#### Given task:
Copy out lines with the word "heading" from the material that follows.

═══ Recorded information

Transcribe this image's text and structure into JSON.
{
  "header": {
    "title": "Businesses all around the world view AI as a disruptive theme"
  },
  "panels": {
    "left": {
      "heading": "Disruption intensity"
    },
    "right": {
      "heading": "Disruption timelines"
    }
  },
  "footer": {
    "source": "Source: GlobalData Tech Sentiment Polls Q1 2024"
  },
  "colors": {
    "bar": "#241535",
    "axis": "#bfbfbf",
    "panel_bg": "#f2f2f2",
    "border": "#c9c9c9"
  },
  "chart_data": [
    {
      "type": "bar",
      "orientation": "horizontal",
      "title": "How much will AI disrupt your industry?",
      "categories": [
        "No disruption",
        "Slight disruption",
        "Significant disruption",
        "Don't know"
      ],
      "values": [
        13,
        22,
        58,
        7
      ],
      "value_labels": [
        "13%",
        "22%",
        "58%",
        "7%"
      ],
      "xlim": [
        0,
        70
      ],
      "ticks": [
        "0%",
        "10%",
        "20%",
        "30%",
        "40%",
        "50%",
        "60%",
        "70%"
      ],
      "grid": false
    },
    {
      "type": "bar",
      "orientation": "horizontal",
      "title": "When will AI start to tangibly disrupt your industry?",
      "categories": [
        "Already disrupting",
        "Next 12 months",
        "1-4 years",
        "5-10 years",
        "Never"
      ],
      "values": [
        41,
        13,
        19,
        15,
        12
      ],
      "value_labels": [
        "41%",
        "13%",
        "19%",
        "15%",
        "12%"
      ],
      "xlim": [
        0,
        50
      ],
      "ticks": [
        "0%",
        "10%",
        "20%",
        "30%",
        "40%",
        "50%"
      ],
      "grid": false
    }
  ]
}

══════

#### Result:
      "heading": "Disruption intensity"
      "heading": "Disruption timelines"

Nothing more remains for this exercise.